**The input**
-.-.-
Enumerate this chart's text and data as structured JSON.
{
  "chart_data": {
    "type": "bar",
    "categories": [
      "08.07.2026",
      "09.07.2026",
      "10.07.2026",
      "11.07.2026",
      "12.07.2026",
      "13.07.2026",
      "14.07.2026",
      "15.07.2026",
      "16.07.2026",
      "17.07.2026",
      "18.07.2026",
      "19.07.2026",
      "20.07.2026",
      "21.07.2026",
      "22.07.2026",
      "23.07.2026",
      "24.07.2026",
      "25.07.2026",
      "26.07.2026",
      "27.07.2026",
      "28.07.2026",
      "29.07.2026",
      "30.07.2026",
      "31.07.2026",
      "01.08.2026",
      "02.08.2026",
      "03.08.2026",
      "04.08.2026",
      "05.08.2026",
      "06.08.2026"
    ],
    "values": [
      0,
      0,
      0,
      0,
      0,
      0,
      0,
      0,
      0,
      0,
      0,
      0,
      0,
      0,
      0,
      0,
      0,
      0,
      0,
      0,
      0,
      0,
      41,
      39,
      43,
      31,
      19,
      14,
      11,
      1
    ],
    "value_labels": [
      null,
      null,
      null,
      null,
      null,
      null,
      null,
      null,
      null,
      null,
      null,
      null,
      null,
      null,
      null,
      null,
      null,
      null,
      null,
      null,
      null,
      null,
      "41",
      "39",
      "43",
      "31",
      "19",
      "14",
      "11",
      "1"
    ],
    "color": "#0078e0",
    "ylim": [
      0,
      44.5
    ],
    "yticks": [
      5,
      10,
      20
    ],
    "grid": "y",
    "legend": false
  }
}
-.-.-
**Set exercise**
Copy out every entry again, exactly as it was given.

**Task solution**
Enumerate this chart's text and data as structured JSON.
{
  "chart_data": {
    "type": "bar",
    "categories": [
      "08.07.2026",
      "09.07.2026",
      "10.07.2026",
      "11.07.2026",
      "12.07.2026",
      "13.07.2026",
      "14.07.2026",
      "15.07.2026",
      "16.07.2026",
      "17.07.2026",
      "18.07.2026",
      "19.07.2026",
      "20.07.2026",
      "21.07.2026",
      "22.07.2026",
      "23.07.2026",
      "24.07.2026",
      "25.07.2026",
      "26.07.2026",
      "27.07.2026",
      "28.07.2026",
      "29.07.2026",
      "30.07.2026",
      "31.07.2026",
      "01.08.2026",
      "02.08.2026",
      "03.08.2026",
      "04.08.2026",
      "05.08.2026",
      "06.08.2026"
    ],
    "values": [
      0,
      0,
      0,
      0,
      0,
      0,
      0,
      0,
      0,
      0,
      0,
      0,
      0,
      0,
      0,
      0,
      0,
      0,
      0,
      0,
      0,
      0,
      41,
      39,
      43,
      31,
      19,
      14,
      11,
      1
    ],
    "value_labels": [
      null,
      null,
      null,
      null,
      null,
      null,
      null,
      null,
      null,
      null,
      null,
      null,
      null,
      null,
      null,
      null,
      null,
      null,
      null,
      null,
      null,
      null,
      "41",
      "39",
      "43",
      "31",
      "19",
      "14",
      "11",
      "1"
    ],
    "color": "#0078e0",
    "ylim": [
      0,
      44.5
    ],
    "yticks": [
      5,
      10,
      20
    ],
    "grid": "y",
    "legend": false
  }
}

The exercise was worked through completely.